Stated task: Work out how many lines have "heart" in them. Give only that number.

Collected data entries:
Begin

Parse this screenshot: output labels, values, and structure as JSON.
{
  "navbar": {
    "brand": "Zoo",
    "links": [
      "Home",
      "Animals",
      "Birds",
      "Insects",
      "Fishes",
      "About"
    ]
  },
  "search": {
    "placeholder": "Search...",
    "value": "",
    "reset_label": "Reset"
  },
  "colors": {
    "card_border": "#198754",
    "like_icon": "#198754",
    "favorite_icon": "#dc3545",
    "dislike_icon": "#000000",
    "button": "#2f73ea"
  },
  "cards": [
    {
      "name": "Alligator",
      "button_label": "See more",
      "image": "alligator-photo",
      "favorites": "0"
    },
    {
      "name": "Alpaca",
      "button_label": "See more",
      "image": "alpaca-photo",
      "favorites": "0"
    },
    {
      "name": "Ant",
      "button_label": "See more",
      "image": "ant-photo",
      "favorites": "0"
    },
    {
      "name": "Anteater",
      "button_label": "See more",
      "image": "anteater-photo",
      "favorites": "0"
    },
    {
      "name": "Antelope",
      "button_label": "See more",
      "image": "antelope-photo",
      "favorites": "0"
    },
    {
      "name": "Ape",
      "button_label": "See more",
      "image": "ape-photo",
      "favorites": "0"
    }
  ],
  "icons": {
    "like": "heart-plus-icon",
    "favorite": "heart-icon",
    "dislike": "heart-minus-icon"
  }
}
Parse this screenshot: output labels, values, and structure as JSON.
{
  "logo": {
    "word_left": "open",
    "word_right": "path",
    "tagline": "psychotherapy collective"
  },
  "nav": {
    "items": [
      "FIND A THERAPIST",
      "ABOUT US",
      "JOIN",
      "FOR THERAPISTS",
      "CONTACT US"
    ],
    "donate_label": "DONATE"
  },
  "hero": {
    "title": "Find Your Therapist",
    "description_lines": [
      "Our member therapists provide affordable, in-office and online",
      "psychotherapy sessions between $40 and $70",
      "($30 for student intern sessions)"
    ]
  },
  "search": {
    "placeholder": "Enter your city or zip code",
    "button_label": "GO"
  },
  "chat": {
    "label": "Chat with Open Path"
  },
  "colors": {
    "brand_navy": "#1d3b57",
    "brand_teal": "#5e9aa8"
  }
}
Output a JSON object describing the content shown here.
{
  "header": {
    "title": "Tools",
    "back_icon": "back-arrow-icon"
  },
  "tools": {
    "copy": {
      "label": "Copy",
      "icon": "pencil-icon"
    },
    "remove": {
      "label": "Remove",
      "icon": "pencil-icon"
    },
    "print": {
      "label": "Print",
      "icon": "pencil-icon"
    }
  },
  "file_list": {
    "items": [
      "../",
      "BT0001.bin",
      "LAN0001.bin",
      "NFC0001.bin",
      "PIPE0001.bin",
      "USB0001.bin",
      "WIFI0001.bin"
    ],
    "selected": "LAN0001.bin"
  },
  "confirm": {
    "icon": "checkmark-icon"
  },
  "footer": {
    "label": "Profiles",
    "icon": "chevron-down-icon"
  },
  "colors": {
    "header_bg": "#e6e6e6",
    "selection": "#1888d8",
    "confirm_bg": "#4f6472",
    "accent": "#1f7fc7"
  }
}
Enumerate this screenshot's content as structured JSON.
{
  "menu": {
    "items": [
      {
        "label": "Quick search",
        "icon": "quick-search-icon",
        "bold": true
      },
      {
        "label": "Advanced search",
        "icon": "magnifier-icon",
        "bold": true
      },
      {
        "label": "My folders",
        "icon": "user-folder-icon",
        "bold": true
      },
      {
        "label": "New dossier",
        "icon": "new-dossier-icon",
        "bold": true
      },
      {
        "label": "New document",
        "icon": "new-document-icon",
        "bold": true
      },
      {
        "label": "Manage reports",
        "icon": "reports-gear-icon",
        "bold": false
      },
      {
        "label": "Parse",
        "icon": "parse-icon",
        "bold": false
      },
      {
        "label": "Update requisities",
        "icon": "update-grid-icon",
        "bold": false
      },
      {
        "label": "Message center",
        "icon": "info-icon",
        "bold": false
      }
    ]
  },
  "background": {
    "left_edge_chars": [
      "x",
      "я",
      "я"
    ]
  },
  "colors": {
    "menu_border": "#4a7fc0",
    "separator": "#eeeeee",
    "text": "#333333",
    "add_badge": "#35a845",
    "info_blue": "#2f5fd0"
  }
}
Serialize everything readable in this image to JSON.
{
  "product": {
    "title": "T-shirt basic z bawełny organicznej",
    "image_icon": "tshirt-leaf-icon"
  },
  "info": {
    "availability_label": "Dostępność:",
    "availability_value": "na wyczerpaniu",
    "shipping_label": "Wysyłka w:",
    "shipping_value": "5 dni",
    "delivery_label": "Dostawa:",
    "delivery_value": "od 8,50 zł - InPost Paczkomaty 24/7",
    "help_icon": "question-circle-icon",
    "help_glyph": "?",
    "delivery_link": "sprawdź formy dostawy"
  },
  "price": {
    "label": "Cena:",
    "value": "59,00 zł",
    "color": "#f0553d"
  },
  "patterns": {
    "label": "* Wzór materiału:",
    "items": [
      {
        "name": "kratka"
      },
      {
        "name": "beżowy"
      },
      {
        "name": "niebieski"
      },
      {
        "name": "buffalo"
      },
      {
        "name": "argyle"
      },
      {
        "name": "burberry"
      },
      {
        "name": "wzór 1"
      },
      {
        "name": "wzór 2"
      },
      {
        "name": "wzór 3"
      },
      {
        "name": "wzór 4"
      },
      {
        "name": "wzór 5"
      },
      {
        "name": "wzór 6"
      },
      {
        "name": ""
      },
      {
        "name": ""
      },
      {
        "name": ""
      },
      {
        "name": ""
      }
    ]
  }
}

End

Solution for this exercise: 3